The output should be the records themselves, given again exactly.

Figure collection entries:
========
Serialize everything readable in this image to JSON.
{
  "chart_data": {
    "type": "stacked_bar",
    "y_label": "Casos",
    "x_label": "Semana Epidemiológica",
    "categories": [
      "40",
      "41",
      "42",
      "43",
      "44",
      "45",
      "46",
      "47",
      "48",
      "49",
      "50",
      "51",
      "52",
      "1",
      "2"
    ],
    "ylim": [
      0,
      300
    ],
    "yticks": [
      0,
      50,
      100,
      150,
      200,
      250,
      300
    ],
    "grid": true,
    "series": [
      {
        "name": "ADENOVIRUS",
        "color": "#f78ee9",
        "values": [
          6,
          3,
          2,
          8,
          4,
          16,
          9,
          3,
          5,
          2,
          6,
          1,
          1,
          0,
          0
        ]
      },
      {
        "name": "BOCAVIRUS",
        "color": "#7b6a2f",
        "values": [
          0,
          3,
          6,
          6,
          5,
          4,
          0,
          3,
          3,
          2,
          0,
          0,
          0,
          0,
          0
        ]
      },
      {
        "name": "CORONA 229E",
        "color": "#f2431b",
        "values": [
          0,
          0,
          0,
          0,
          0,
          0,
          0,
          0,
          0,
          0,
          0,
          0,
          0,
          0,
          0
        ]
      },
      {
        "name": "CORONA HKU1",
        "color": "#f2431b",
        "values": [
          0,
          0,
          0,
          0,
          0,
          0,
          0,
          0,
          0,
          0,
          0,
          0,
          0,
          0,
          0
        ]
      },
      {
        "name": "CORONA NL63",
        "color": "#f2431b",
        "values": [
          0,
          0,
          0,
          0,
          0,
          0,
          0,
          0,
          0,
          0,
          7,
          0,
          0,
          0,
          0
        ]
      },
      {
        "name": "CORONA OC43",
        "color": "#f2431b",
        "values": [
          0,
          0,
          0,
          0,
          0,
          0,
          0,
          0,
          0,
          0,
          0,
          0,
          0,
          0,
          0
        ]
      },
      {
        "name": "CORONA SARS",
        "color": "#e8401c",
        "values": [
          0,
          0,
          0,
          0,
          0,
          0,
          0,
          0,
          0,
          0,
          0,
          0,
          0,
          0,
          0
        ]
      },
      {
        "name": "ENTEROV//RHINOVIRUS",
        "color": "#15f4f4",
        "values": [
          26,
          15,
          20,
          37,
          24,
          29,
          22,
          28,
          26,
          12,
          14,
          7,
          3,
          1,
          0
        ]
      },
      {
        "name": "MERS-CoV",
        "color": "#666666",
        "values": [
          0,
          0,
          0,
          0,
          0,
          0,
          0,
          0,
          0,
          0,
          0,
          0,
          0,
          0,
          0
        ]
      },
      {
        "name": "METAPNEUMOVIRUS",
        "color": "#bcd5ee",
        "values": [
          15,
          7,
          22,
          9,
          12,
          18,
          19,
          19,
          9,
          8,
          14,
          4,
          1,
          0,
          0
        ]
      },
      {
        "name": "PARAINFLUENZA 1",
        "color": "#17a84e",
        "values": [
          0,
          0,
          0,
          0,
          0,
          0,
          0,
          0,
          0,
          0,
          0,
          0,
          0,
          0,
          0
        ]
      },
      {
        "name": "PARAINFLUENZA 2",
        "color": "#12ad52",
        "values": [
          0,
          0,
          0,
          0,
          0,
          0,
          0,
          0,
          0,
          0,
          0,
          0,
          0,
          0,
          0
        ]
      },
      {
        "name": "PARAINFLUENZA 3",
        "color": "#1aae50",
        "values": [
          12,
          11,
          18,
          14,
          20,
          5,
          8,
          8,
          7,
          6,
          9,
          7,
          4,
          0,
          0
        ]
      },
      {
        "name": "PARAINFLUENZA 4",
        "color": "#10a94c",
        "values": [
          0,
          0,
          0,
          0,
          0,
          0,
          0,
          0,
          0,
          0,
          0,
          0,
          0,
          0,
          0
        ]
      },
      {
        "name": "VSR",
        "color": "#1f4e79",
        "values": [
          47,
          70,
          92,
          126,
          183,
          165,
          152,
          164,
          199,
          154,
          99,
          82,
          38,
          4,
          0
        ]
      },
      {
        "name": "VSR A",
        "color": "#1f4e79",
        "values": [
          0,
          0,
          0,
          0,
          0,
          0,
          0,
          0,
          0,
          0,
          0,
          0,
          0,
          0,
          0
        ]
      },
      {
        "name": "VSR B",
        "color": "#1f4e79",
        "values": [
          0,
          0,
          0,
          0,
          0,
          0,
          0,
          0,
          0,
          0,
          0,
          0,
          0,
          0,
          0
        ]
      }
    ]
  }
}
========
● Answer section:
Serialize everything readable in this image to JSON.
{
  "chart_data": {
    "type": "stacked_bar",
    "y_label": "Casos",
    "x_label": "Semana Epidemiológica",
    "categories": [
      "40",
      "41",
      "42",
      "43",
      "44",
      "45",
      "46",
      "47",
      "48",
      "49",
      "50",
      "51",
      "52",
      "1",
      "2"
    ],
    "ylim": [
      0,
      300
    ],
    "yticks": [
      0,
      50,
      100,
      150,
      200,
      250,
      300
    ],
    "grid": true,
    "series": [
      {
        "name": "ADENOVIRUS",
        "color": "#f78ee9",
        "values": [
          6,
          3,
          2,
          8,
          4,
          16,
          9,
          3,
          5,
          2,
          6,
          1,
          1,
          0,
          0
        ]
      },
      {
        "name": "BOCAVIRUS",
        "color": "#7b6a2f",
        "values": [
          0,
          3,
          6,
          6,
          5,
          4,
          0,
          3,
          3,
          2,
          0,
          0,
          0,
          0,
          0
        ]
      },
      {
        "name": "CORONA 229E",
        "color": "#f2431b",
        "values": [
          0,
          0,
          0,
          0,
          0,
          0,
          0,
          0,
          0,
          0,
          0,
          0,
          0,
          0,
          0
        ]
      },
      {
        "name": "CORONA HKU1",
        "color": "#f2431b",
        "values": [
          0,
          0,
          0,
          0,
          0,
          0,
          0,
          0,
          0,
          0,
          0,
          0,
          0,
          0,
          0
        ]
      },
      {
        "name": "CORONA NL63",
        "color": "#f2431b",
        "values": [
          0,
          0,
          0,
          0,
          0,
          0,
          0,
          0,
          0,
          0,
          7,
          0,
          0,
          0,
          0
        ]
      },
      {
        "name": "CORONA OC43",
        "color": "#f2431b",
        "values": [
          0,
          0,
          0,
          0,
          0,
          0,
          0,
          0,
          0,
          0,
          0,
          0,
          0,
          0,
          0
        ]
      },
      {
        "name": "CORONA SARS",
        "color": "#e8401c",
        "values": [
          0,
          0,
          0,
          0,
          0,
          0,
          0,
          0,
          0,
          0,
          0,
          0,
          0,
          0,
          0
        ]
      },
      {
        "name": "ENTEROV//RHINOVIRUS",
        "color": "#15f4f4",
        "values": [
          26,
          15,
          20,
          37,
          24,
          29,
          22,
          28,
          26,
          12,
          14,
          7,
          3,
          1,
          0
        ]
      },
      {
        "name": "MERS-CoV",
        "color": "#666666",
        "values": [
          0,
          0,
          0,
          0,
          0,
          0,
          0,
          0,
          0,
          0,
          0,
          0,
          0,
          0,
          0
        ]
      },
      {
        "name": "METAPNEUMOVIRUS",
        "color": "#bcd5ee",
        "values": [
          15,
          7,
          22,
          9,
          12,
          18,
          19,
          19,
          9,
          8,
          14,
          4,
          1,
          0,
          0
        ]
      },
      {
        "name": "PARAINFLUENZA 1",
        "color": "#17a84e",
        "values": [
          0,
          0,
          0,
          0,
          0,
          0,
          0,
          0,
          0,
          0,
          0,
          0,
          0,
          0,
          0
        ]
      },
      {
        "name": "PARAINFLUENZA 2",
        "color": "#12ad52",
        "values": [
          0,
          0,
          0,
          0,
          0,
          0,
          0,
          0,
          0,
          0,
          0,
          0,
          0,
          0,
          0
        ]
      },
      {
        "name": "PARAINFLUENZA 3",
        "color": "#1aae50",
        "values": [
          12,
          11,
          18,
          14,
          20,
          5,
          8,
          8,
          7,
          6,
          9,
          7,
          4,
          0,
          0
        ]
      },
      {
        "name": "PARAINFLUENZA 4",
        "color": "#10a94c",
        "values": [
          0,
          0,
          0,
          0,
          0,
          0,
          0,
          0,
          0,
          0,
          0,
          0,
          0,
          0,
          0
        ]
      },
      {
        "name": "VSR",
        "color": "#1f4e79",
        "values": [
          47,
          70,
          92,
          126,
          183,
          165,
          152,
          164,
          199,
          154,
          99,
          82,
          38,
          4,
          0
        ]
      },
      {
        "name": "VSR A",
        "color": "#1f4e79",
        "values": [
          0,
          0,
          0,
          0,
          0,
          0,
          0,
          0,
          0,
          0,
          0,
          0,
          0,
          0,
          0
        ]
      },
      {
        "name": "VSR B",
        "color": "#1f4e79",
        "values": [
          0,
          0,
          0,
          0,
          0,
          0,
          0,
          0,
          0,
          0,
          0,
          0,
          0,
          0,
          0
        ]
      }
    ]
  }
}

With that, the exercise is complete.